▶ [Written instruction]
Retype the records that come next, word for word.
*** Given information
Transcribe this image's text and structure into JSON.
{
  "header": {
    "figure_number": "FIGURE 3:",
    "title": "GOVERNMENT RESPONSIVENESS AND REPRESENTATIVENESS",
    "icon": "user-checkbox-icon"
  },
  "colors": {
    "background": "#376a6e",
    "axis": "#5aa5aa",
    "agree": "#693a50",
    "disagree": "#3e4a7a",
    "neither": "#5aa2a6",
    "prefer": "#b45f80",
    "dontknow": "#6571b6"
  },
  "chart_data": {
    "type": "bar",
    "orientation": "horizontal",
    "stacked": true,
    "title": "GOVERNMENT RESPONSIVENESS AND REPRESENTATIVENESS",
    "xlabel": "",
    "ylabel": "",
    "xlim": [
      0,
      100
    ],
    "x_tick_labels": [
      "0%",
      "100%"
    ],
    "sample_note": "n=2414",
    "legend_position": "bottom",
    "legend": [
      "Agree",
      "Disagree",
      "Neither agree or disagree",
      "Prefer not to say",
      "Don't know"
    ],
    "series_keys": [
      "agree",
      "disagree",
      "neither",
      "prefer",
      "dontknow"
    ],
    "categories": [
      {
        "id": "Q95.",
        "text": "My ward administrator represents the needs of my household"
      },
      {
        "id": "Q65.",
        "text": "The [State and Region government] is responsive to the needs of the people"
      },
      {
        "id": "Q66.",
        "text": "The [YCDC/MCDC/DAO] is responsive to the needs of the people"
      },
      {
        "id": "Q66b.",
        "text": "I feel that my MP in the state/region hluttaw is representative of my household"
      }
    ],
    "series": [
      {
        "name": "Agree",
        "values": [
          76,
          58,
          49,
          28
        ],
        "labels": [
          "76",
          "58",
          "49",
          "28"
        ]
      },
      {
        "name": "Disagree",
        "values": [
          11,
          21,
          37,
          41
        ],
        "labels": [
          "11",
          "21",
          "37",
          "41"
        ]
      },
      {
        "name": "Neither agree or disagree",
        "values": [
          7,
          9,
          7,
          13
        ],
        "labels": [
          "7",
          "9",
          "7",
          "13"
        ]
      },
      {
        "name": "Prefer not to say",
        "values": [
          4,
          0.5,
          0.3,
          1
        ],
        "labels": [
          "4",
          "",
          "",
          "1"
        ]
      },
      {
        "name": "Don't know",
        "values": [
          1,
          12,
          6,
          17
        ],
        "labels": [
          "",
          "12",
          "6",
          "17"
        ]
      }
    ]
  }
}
******
▶ [Answer below]
Transcribe this image's text and structure into JSON.
{
  "header": {
    "figure_number": "FIGURE 3:",
    "title": "GOVERNMENT RESPONSIVENESS AND REPRESENTATIVENESS",
    "icon": "user-checkbox-icon"
  },
  "colors": {
    "background": "#376a6e",
    "axis": "#5aa5aa",
    "agree": "#693a50",
    "disagree": "#3e4a7a",
    "neither": "#5aa2a6",
    "prefer": "#b45f80",
    "dontknow": "#6571b6"
  },
  "chart_data": {
    "type": "bar",
    "orientation": "horizontal",
    "stacked": true,
    "title": "GOVERNMENT RESPONSIVENESS AND REPRESENTATIVENESS",
    "xlabel": "",
    "ylabel": "",
    "xlim": [
      0,
      100
    ],
    "x_tick_labels": [
      "0%",
      "100%"
    ],
    "sample_note": "n=2414",
    "legend_position": "bottom",
    "legend": [
      "Agree",
      "Disagree",
      "Neither agree or disagree",
      "Prefer not to say",
      "Don't know"
    ],
    "series_keys": [
      "agree",
      "disagree",
      "neither",
      "prefer",
      "dontknow"
    ],
    "categories": [
      {
        "id": "Q95.",
        "text": "My ward administrator represents the needs of my household"
      },
      {
        "id": "Q65.",
        "text": "The [State and Region government] is responsive to the needs of the people"
      },
      {
        "id": "Q66.",
        "text": "The [YCDC/MCDC/DAO] is responsive to the needs of the people"
      },
      {
        "id": "Q66b.",
        "text": "I feel that my MP in the state/region hluttaw is representative of my household"
      }
    ],
    "series": [
      {
        "name": "Agree",
        "values": [
          76,
          58,
          49,
          28
        ],
        "labels": [
          "76",
          "58",
          "49",
          "28"
        ]
      },
      {
        "name": "Disagree",
        "values": [
          11,
          21,
          37,
          41
        ],
        "labels": [
          "11",
          "21",
          "37",
          "41"
        ]
      },
      {
        "name": "Neither agree or disagree",
        "values": [
          7,
          9,
          7,
          13
        ],
        "labels": [
          "7",
          "9",
          "7",
          "13"
        ]
      },
      {
        "name": "Prefer not to say",
        "values": [
          4,
          0.5,
          0.3,
          1
        ],
        "labels": [
          "4",
          "",
          "",
          "1"
        ]
      },
      {
        "name": "Don't know",
        "values": [
          1,
          12,
          6,
          17
        ],
        "labels": [
          "",
          "12",
          "6",
          "17"
        ]
      }
    ]
  }
}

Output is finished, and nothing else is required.